* [Task]: Among the lines below, list those containing the string "true".

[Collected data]
****
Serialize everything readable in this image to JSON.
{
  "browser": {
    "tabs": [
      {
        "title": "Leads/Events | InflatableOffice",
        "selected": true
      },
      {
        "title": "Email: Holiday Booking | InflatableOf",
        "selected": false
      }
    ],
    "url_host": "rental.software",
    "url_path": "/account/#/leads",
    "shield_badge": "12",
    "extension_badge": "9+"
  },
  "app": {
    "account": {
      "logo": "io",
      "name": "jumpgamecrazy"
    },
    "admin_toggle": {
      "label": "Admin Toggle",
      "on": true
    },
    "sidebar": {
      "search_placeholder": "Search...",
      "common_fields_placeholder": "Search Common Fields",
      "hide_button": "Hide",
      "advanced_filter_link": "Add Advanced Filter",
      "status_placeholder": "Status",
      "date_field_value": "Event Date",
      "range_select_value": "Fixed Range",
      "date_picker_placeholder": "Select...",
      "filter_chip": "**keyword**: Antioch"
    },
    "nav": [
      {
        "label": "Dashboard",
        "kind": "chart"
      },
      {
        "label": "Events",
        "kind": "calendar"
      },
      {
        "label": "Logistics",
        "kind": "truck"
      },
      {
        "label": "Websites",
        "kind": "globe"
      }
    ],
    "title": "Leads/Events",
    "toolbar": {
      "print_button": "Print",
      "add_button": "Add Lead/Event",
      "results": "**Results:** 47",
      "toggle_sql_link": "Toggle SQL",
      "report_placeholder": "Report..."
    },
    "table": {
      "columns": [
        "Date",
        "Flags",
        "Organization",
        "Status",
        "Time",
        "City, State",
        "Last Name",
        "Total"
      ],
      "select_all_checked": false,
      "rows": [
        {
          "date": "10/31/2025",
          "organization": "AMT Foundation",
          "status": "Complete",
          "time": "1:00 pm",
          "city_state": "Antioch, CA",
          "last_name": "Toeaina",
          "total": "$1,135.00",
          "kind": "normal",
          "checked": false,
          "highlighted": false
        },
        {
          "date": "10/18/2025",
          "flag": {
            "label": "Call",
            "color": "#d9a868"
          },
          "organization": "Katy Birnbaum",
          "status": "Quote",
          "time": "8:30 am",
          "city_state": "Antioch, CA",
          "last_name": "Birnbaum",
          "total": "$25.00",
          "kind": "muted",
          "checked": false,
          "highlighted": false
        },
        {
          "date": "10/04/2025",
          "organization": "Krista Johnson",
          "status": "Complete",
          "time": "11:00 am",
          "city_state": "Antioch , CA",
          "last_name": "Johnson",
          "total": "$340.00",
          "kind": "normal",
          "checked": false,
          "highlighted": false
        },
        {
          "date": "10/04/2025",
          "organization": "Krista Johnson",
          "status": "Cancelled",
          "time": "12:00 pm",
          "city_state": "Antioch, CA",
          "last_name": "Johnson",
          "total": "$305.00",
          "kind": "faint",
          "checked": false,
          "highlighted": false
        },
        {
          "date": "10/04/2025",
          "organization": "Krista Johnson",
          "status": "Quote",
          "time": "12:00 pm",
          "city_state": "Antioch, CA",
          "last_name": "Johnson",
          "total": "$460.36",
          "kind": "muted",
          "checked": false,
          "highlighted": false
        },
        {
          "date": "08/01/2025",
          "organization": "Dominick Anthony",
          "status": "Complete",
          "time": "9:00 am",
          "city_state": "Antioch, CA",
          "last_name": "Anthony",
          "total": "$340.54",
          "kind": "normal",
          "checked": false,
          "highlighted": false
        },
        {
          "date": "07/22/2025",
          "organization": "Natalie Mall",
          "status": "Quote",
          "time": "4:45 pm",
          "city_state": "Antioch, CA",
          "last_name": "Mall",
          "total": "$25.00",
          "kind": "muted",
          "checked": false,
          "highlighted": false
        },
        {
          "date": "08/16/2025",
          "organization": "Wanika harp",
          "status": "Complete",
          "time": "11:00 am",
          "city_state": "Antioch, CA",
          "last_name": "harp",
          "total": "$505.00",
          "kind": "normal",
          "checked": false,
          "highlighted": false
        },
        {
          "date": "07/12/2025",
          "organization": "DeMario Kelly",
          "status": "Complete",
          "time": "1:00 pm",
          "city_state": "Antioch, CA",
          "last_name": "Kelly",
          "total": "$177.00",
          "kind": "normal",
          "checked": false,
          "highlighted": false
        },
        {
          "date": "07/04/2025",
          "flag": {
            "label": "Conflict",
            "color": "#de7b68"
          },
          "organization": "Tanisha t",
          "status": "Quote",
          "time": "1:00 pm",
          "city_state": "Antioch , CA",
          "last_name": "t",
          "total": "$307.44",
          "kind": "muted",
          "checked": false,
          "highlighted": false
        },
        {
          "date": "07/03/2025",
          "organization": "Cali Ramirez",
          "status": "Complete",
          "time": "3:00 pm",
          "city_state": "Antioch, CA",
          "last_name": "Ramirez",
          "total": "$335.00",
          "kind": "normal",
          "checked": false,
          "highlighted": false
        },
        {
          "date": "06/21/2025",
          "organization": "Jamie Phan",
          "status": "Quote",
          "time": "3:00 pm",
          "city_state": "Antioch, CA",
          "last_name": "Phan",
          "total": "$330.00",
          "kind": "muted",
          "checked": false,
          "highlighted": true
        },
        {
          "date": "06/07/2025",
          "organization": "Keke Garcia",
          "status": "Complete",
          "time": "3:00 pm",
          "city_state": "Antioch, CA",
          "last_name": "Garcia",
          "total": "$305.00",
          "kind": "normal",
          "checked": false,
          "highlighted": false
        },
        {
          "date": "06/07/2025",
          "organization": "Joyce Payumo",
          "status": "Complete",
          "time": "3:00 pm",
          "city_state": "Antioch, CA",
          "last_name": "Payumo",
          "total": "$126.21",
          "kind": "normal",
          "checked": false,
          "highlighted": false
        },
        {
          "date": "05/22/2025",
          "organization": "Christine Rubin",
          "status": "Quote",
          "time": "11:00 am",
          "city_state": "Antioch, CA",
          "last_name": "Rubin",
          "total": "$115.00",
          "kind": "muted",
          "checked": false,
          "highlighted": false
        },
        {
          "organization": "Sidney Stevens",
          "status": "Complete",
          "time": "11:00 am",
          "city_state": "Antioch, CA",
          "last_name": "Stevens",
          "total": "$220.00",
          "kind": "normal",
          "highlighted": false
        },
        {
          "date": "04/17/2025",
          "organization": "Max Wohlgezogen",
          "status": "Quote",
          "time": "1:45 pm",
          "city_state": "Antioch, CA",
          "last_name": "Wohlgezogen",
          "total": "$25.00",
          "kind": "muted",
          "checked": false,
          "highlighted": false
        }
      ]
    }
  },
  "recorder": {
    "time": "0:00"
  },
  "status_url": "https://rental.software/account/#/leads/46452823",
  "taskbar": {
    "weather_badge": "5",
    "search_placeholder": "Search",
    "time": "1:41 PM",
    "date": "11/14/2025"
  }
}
****
* [Answer to the task]:
        "selected": true
      "on": true
          "highlighted": true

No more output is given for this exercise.